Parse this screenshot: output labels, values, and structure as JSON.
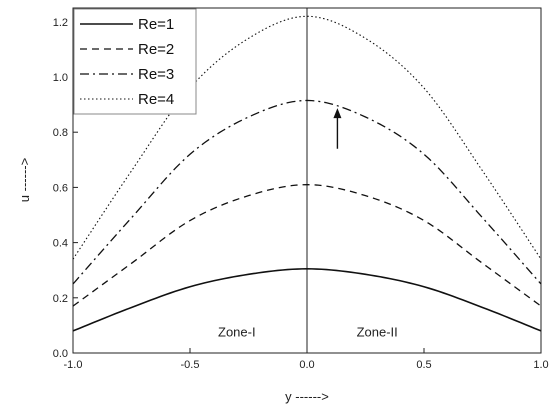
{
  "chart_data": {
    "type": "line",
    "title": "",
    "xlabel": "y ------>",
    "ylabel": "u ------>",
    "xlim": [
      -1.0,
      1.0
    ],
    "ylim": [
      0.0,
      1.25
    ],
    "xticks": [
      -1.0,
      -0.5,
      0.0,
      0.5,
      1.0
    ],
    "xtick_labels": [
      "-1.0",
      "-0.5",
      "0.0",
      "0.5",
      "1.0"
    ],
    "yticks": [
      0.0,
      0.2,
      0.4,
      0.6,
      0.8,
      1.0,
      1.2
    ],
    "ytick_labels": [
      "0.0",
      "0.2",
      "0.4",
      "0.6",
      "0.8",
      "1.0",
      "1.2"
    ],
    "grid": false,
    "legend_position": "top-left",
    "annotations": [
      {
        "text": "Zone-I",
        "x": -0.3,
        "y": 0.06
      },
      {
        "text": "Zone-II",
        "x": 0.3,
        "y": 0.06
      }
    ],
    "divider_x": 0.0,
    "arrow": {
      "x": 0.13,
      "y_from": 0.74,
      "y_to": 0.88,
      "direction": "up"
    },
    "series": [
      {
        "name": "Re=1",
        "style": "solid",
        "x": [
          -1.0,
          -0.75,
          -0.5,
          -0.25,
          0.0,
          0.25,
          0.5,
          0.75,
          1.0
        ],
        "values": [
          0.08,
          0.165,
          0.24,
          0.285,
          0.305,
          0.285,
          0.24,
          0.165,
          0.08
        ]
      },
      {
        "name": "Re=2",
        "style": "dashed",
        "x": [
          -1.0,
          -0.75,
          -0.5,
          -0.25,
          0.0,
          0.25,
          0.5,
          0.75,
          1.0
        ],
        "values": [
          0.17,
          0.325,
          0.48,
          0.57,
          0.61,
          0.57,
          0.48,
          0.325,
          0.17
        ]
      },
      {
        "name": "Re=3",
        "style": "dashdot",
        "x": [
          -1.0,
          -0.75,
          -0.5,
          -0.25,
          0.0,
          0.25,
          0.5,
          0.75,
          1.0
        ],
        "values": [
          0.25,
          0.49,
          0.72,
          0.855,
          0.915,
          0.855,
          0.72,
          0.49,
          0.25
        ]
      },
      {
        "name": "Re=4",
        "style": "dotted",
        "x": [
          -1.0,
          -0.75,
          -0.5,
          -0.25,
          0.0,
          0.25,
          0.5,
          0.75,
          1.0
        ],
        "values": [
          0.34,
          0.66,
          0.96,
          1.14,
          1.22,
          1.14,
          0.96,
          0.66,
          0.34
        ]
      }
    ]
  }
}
-=-=-
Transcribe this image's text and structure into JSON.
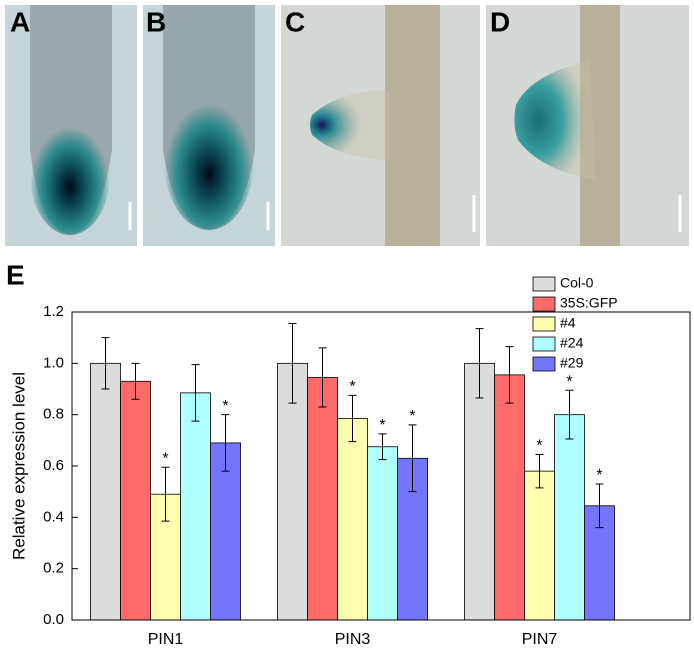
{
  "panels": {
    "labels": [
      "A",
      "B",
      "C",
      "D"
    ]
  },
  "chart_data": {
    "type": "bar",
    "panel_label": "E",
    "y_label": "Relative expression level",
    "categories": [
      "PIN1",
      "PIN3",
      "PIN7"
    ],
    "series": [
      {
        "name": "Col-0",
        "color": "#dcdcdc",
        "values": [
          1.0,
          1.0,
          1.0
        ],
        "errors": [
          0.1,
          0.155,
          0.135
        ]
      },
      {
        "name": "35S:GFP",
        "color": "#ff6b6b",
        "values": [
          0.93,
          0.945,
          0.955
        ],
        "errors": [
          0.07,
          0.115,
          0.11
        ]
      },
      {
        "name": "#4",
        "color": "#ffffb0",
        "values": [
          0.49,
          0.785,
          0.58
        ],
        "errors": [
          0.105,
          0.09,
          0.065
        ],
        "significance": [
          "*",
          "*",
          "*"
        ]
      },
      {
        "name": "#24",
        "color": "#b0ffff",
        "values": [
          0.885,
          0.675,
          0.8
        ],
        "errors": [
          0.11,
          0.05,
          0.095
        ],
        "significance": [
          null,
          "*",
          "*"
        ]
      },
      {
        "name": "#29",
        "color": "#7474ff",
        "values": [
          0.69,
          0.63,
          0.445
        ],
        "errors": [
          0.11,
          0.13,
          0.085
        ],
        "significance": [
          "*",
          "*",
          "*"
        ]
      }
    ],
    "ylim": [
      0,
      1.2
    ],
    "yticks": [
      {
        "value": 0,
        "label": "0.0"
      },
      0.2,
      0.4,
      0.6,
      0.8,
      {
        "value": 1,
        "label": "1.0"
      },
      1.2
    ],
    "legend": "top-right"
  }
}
-=-=-
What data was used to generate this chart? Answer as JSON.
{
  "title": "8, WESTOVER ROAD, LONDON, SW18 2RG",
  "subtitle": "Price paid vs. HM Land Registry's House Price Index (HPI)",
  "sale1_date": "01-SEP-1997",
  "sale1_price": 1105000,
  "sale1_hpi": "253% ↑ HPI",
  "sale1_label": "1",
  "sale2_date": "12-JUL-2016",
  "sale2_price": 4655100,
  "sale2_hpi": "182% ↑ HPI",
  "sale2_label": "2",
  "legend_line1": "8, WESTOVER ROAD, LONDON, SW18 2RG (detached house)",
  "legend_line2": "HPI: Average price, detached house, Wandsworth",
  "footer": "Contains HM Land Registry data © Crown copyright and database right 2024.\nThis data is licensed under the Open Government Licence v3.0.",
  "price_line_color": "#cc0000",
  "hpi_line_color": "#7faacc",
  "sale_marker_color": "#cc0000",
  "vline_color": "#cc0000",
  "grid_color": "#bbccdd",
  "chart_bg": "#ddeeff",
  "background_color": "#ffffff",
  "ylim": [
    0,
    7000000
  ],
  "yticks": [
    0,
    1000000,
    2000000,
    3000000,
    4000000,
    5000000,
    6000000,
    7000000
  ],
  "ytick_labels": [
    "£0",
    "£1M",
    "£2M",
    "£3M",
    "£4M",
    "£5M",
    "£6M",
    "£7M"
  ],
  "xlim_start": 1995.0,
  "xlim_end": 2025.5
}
-=-=-
• [Problem description]: In the entries above, identify each line that includes the string "Registry", then copy it.

• [Result]:
  "subtitle": "Price paid vs. HM Land Registry's House Price Index (HPI)",
  "footer": "Contains HM Land Registry data © Crown copyright and database right 2024.\nThis data is licensed under the Open Government Licence v3.0.",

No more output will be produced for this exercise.